◆ Extracted data ◆

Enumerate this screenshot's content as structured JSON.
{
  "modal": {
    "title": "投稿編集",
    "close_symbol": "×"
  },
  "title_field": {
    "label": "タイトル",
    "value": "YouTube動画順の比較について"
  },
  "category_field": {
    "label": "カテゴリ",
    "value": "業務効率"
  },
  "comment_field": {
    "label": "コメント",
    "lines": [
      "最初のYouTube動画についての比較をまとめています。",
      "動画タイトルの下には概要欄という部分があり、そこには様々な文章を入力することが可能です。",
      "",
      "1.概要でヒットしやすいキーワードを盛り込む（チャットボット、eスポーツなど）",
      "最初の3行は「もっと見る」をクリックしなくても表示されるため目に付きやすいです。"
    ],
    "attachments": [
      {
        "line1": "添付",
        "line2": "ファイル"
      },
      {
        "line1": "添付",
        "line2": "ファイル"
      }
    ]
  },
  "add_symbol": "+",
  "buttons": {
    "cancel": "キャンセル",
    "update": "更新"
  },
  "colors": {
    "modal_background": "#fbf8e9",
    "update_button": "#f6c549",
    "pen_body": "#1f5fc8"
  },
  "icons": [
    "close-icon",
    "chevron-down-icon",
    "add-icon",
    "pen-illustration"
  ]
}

◆ What is needed ◆
Repeat all entries. Match them exactly.

◆ Solution for this task ◆
Enumerate this screenshot's content as structured JSON.
{
  "modal": {
    "title": "投稿編集",
    "close_symbol": "×"
  },
  "title_field": {
    "label": "タイトル",
    "value": "YouTube動画順の比較について"
  },
  "category_field": {
    "label": "カテゴリ",
    "value": "業務効率"
  },
  "comment_field": {
    "label": "コメント",
    "lines": [
      "最初のYouTube動画についての比較をまとめています。",
      "動画タイトルの下には概要欄という部分があり、そこには様々な文章を入力することが可能です。",
      "",
      "1.概要でヒットしやすいキーワードを盛り込む（チャットボット、eスポーツなど）",
      "最初の3行は「もっと見る」をクリックしなくても表示されるため目に付きやすいです。"
    ],
    "attachments": [
      {
        "line1": "添付",
        "line2": "ファイル"
      },
      {
        "line1": "添付",
        "line2": "ファイル"
      }
    ]
  },
  "add_symbol": "+",
  "buttons": {
    "cancel": "キャンセル",
    "update": "更新"
  },
  "colors": {
    "modal_background": "#fbf8e9",
    "update_button": "#f6c549",
    "pen_body": "#1f5fc8"
  },
  "icons": [
    "close-icon",
    "chevron-down-icon",
    "add-icon",
    "pen-illustration"
  ]
}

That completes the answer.